# Records for processing
**********

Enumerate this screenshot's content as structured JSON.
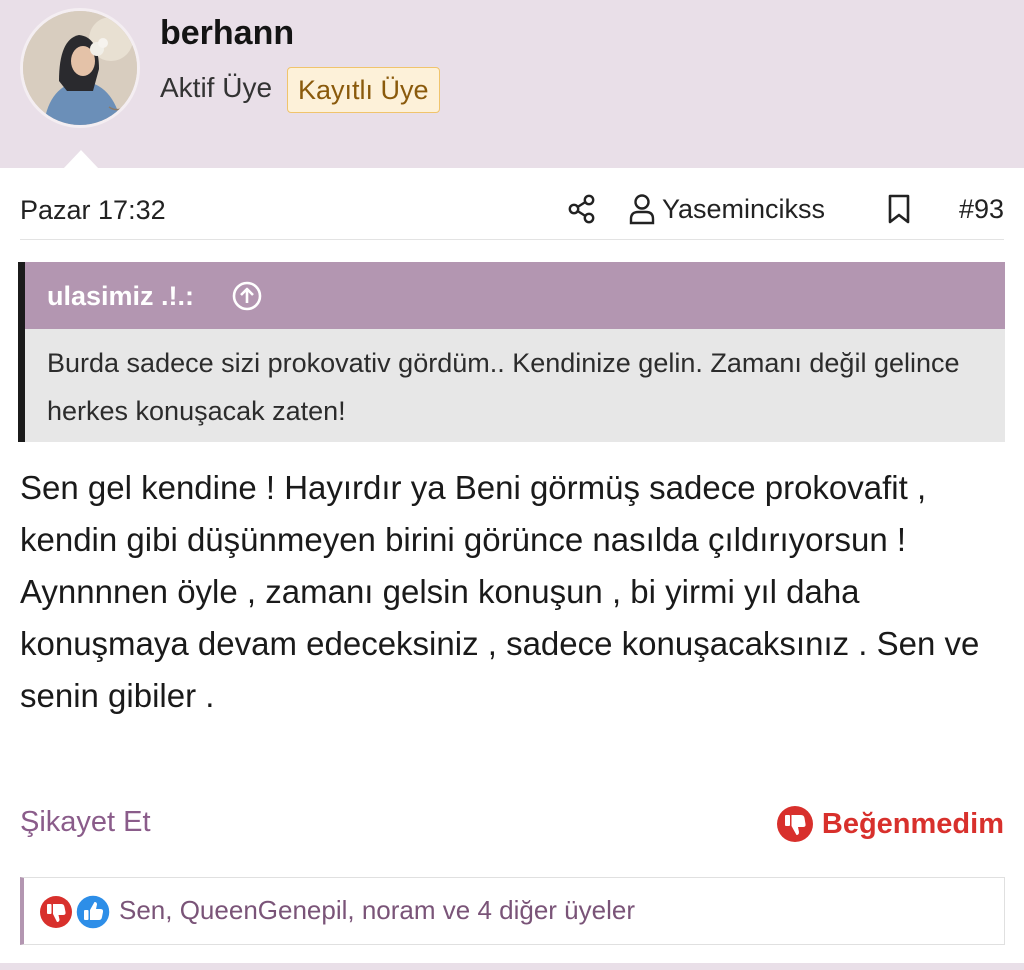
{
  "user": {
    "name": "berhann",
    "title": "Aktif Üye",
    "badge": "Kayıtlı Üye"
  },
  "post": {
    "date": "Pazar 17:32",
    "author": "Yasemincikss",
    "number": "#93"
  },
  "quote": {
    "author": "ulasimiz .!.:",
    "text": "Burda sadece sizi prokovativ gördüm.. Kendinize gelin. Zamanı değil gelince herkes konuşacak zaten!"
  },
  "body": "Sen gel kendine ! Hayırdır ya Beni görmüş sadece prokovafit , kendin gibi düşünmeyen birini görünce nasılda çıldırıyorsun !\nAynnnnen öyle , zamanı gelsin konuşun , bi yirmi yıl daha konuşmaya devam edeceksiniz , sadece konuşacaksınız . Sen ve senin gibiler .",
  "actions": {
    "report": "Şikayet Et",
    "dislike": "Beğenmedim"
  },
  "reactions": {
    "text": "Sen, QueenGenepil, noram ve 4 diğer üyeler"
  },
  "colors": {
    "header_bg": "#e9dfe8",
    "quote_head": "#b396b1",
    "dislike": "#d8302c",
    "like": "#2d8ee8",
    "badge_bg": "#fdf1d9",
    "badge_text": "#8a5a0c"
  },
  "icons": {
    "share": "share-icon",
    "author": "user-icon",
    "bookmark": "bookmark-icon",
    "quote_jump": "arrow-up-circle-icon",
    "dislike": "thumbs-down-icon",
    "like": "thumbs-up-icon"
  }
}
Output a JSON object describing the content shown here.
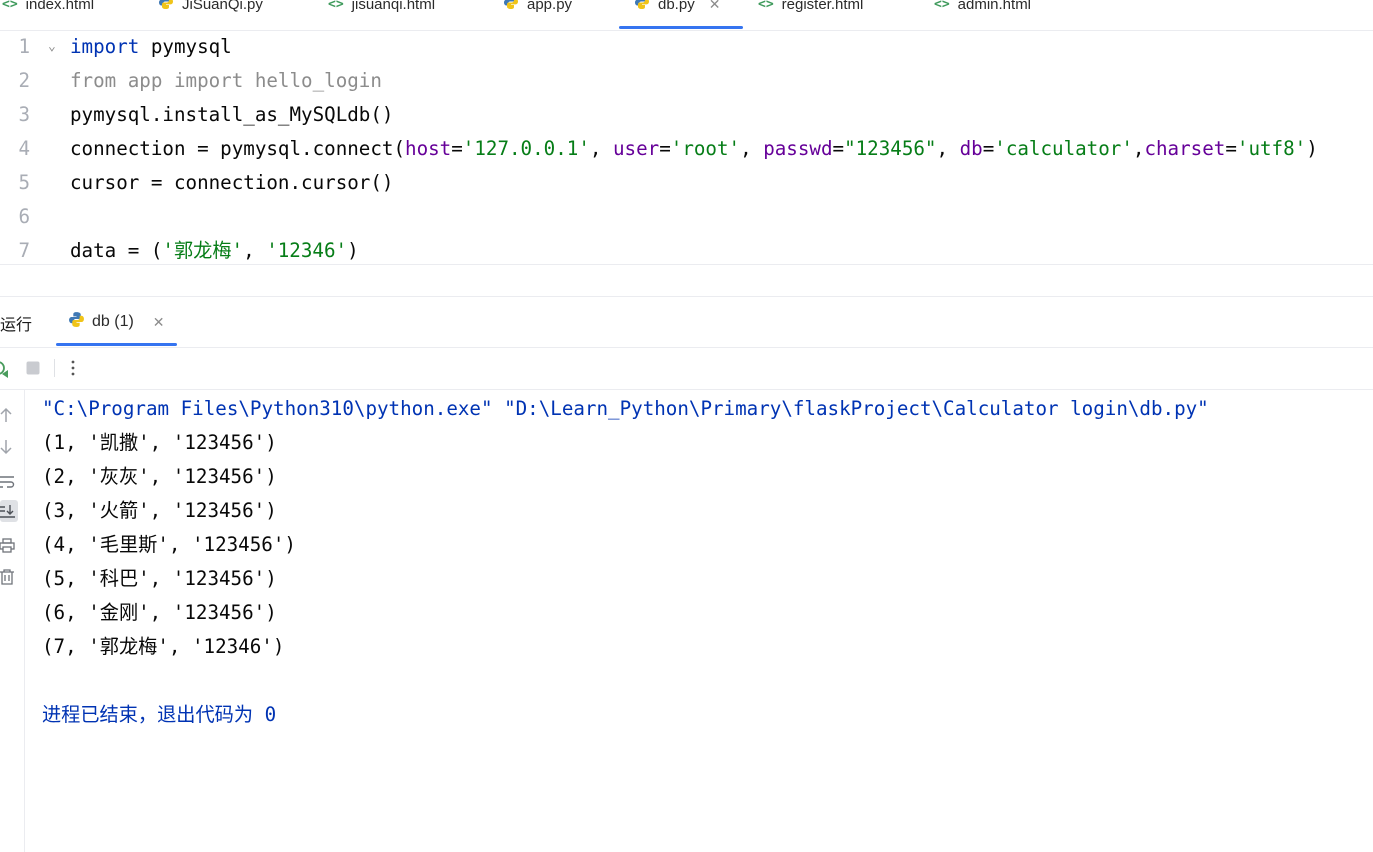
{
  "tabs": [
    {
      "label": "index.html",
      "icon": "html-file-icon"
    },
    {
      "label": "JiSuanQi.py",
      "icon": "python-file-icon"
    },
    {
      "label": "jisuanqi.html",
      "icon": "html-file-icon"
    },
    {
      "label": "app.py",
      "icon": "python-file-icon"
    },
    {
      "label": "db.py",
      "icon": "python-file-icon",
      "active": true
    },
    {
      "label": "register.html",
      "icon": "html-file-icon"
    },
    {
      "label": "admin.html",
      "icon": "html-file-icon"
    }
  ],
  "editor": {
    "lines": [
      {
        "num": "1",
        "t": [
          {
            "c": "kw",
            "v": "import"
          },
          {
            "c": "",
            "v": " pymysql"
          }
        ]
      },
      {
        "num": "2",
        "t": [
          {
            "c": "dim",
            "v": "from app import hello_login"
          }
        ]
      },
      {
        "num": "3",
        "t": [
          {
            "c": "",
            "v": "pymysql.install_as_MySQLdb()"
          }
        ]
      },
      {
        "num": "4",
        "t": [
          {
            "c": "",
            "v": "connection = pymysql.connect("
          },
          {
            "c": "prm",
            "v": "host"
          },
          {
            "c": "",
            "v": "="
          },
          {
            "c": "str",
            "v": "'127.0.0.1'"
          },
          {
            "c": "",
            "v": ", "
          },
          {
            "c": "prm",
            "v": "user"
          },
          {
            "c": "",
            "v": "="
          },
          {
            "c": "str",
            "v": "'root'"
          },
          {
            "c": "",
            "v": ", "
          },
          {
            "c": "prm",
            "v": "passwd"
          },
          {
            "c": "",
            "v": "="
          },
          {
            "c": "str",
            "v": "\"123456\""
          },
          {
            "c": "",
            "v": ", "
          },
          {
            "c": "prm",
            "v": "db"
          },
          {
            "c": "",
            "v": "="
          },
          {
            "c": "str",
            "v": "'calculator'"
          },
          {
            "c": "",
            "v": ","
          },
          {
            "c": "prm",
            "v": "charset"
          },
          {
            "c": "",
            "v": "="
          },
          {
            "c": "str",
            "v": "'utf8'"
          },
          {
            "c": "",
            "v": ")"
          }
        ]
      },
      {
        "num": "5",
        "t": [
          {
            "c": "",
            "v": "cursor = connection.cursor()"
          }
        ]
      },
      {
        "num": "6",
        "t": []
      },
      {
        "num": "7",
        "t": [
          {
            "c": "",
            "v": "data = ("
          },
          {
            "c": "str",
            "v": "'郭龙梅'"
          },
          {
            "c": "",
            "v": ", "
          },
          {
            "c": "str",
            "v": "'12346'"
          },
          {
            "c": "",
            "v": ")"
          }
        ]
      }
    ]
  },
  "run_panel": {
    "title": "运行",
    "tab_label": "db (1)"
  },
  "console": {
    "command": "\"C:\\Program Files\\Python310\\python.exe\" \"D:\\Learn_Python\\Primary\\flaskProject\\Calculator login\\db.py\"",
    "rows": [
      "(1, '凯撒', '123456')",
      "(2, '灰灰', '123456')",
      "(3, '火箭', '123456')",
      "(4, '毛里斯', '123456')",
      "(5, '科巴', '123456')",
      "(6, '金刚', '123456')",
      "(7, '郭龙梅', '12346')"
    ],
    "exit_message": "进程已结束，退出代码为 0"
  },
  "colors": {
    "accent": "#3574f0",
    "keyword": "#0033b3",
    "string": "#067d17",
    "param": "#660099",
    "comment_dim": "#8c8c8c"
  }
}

**********

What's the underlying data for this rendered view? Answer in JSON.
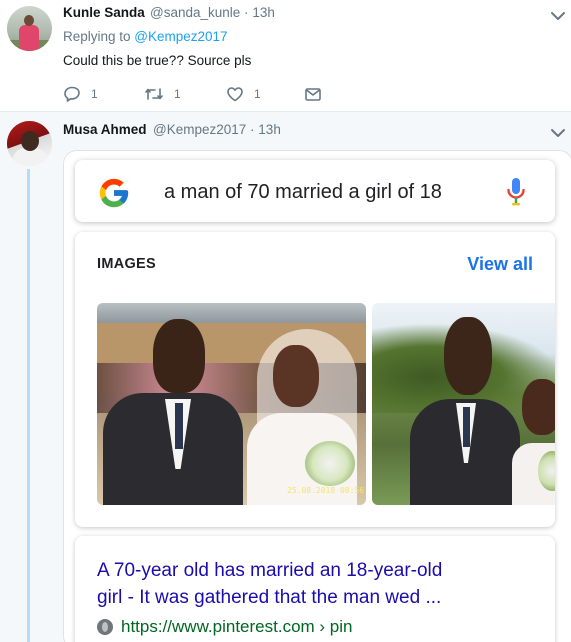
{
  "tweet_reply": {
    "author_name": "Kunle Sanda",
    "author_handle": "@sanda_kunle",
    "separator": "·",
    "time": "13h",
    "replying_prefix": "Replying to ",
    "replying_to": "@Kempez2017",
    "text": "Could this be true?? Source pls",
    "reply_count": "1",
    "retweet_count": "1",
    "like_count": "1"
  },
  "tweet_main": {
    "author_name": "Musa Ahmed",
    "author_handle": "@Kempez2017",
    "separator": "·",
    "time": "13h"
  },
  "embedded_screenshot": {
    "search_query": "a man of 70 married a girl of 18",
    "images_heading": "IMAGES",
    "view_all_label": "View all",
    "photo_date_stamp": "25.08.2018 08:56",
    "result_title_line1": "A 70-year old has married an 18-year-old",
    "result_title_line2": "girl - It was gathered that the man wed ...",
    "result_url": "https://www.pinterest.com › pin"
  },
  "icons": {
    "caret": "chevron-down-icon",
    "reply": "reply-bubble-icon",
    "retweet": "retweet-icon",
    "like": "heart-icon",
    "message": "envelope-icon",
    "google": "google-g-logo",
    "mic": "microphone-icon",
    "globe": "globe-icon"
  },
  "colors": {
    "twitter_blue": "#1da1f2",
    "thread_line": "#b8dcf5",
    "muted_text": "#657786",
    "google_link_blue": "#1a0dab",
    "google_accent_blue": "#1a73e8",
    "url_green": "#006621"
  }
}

**********

Track down the lines that include the word "data" and copy them.

            "v": "data = ("
What's the underlying data for this rendered view? Answer in JSON.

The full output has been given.